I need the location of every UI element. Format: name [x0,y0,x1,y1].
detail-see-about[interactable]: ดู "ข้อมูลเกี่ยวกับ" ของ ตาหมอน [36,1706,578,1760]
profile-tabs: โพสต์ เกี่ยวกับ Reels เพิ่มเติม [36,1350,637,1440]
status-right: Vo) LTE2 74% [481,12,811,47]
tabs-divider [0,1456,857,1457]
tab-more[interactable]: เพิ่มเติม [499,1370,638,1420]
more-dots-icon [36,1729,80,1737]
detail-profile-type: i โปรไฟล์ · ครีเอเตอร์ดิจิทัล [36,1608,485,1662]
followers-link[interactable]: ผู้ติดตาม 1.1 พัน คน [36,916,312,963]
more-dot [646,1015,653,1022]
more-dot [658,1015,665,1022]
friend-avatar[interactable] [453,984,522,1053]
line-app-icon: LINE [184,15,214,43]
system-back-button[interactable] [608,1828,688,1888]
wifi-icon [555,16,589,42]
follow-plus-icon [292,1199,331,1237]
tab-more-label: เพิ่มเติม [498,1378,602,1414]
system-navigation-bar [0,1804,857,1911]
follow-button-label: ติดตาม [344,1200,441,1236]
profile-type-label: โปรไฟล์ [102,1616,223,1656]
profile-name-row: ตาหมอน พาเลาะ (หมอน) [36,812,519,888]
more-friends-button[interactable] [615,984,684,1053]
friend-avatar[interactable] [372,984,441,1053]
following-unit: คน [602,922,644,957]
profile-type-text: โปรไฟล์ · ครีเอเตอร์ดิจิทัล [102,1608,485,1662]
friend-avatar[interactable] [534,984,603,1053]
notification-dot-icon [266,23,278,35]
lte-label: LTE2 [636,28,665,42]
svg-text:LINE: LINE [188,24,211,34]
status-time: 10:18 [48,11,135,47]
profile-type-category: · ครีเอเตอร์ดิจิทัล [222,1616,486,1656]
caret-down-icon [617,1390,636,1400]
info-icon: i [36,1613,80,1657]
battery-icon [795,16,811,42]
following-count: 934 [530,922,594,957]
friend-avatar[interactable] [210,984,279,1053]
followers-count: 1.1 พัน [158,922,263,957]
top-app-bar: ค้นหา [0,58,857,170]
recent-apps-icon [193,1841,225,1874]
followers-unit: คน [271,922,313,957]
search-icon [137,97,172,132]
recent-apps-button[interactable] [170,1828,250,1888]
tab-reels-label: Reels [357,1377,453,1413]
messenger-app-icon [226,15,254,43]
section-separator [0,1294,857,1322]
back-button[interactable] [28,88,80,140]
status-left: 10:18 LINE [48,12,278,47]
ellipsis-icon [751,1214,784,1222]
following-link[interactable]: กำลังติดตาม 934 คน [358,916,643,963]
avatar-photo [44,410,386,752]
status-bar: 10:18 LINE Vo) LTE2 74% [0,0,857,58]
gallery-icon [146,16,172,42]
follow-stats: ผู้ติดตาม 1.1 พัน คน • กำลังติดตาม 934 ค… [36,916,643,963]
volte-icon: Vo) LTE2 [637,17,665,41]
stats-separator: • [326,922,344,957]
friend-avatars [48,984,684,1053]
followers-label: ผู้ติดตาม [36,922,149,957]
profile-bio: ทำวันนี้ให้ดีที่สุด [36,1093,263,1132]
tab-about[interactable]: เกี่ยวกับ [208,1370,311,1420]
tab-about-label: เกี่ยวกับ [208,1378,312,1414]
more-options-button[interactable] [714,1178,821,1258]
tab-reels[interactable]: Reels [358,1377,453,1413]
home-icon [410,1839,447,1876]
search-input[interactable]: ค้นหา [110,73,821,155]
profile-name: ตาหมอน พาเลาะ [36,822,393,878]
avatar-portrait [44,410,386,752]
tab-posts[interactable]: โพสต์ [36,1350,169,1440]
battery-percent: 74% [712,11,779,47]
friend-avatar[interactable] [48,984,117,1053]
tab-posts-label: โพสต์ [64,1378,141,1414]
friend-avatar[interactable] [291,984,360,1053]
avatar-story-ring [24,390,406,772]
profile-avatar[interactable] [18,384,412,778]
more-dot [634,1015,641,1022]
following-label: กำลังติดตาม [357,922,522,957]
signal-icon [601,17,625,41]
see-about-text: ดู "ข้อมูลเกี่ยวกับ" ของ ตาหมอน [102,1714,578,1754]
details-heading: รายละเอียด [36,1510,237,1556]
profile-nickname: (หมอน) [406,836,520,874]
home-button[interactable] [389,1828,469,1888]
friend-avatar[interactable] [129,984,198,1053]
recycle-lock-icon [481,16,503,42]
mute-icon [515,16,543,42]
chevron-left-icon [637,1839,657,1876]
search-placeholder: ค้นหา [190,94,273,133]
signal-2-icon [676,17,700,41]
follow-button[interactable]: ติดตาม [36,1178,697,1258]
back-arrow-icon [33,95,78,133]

_ _ _ _ _

CONSIGNA: Repite el listado anterior completo, línea por línea y sin cambiar nada.

LA SOLUCIÓN:
I need the location of every UI element. Format: name [x0,y0,x1,y1].
detail-see-about[interactable]: ดู "ข้อมูลเกี่ยวกับ" ของ ตาหมอน [36,1706,578,1760]
profile-tabs: โพสต์ เกี่ยวกับ Reels เพิ่มเติม [36,1350,637,1440]
status-right: Vo) LTE2 74% [481,12,811,47]
tabs-divider [0,1456,857,1457]
tab-more[interactable]: เพิ่มเติม [499,1370,638,1420]
more-dots-icon [36,1729,80,1737]
detail-profile-type: i โปรไฟล์ · ครีเอเตอร์ดิจิทัล [36,1608,485,1662]
followers-link[interactable]: ผู้ติดตาม 1.1 พัน คน [36,916,312,963]
more-dot [646,1015,653,1022]
more-dot [658,1015,665,1022]
friend-avatar[interactable] [453,984,522,1053]
line-app-icon: LINE [184,15,214,43]
system-back-button[interactable] [608,1828,688,1888]
wifi-icon [555,16,589,42]
follow-plus-icon [292,1199,331,1237]
tab-more-label: เพิ่มเติม [498,1378,602,1414]
system-navigation-bar [0,1804,857,1911]
follow-button-label: ติดตาม [344,1200,441,1236]
profile-type-label: โปรไฟล์ [102,1616,223,1656]
profile-name-row: ตาหมอน พาเลาะ (หมอน) [36,812,519,888]
more-friends-button[interactable] [615,984,684,1053]
friend-avatar[interactable] [372,984,441,1053]
following-unit: คน [602,922,644,957]
profile-type-text: โปรไฟล์ · ครีเอเตอร์ดิจิทัล [102,1608,485,1662]
friend-avatar[interactable] [534,984,603,1053]
notification-dot-icon [266,23,278,35]
lte-label: LTE2 [636,28,665,42]
svg-text:LINE: LINE [188,24,211,34]
status-time: 10:18 [48,11,135,47]
profile-type-category: · ครีเอเตอร์ดิจิทัล [222,1616,486,1656]
caret-down-icon [617,1390,636,1400]
info-icon: i [36,1613,80,1657]
battery-icon [795,16,811,42]
following-count: 934 [530,922,594,957]
friend-avatar[interactable] [210,984,279,1053]
followers-count: 1.1 พัน [158,922,263,957]
top-app-bar: ค้นหา [0,58,857,170]
recent-apps-icon [193,1841,225,1874]
followers-unit: คน [271,922,313,957]
search-icon [137,97,172,132]
recent-apps-button[interactable] [170,1828,250,1888]
tab-reels-label: Reels [357,1377,453,1413]
messenger-app-icon [226,15,254,43]
section-separator [0,1294,857,1322]
back-button[interactable] [28,88,80,140]
status-left: 10:18 LINE [48,12,278,47]
ellipsis-icon [751,1214,784,1222]
following-link[interactable]: กำลังติดตาม 934 คน [358,916,643,963]
avatar-photo [44,410,386,752]
status-bar: 10:18 LINE Vo) LTE2 74% [0,0,857,58]
gallery-icon [146,16,172,42]
follow-stats: ผู้ติดตาม 1.1 พัน คน • กำลังติดตาม 934 ค… [36,916,643,963]
volte-icon: Vo) LTE2 [637,17,665,41]
stats-separator: • [326,922,344,957]
friend-avatars [48,984,684,1053]
followers-label: ผู้ติดตาม [36,922,149,957]
profile-bio: ทำวันนี้ให้ดีที่สุด [36,1093,263,1132]
tab-about[interactable]: เกี่ยวกับ [208,1370,311,1420]
tab-about-label: เกี่ยวกับ [208,1378,312,1414]
more-options-button[interactable] [714,1178,821,1258]
tab-reels[interactable]: Reels [358,1377,453,1413]
home-icon [410,1839,447,1876]
search-input[interactable]: ค้นหา [110,73,821,155]
profile-name: ตาหมอน พาเลาะ [36,822,393,878]
avatar-portrait [44,410,386,752]
tab-posts[interactable]: โพสต์ [36,1350,169,1440]
battery-percent: 74% [712,11,779,47]
friend-avatar[interactable] [48,984,117,1053]
tab-posts-label: โพสต์ [64,1378,141,1414]
friend-avatar[interactable] [291,984,360,1053]
avatar-story-ring [24,390,406,772]
profile-avatar[interactable] [18,384,412,778]
more-dot [634,1015,641,1022]
following-label: กำลังติดตาม [357,922,522,957]
signal-icon [601,17,625,41]
see-about-text: ดู "ข้อมูลเกี่ยวกับ" ของ ตาหมอน [102,1714,578,1754]
details-heading: รายละเอียด [36,1510,237,1556]
profile-nickname: (หมอน) [406,836,520,874]
home-button[interactable] [389,1828,469,1888]
friend-avatar[interactable] [129,984,198,1053]
recycle-lock-icon [481,16,503,42]
mute-icon [515,16,543,42]
chevron-left-icon [637,1839,657,1876]
search-placeholder: ค้นหา [190,94,273,133]
signal-2-icon [676,17,700,41]
follow-button[interactable]: ติดตาม [36,1178,697,1258]
back-arrow-icon [33,95,78,133]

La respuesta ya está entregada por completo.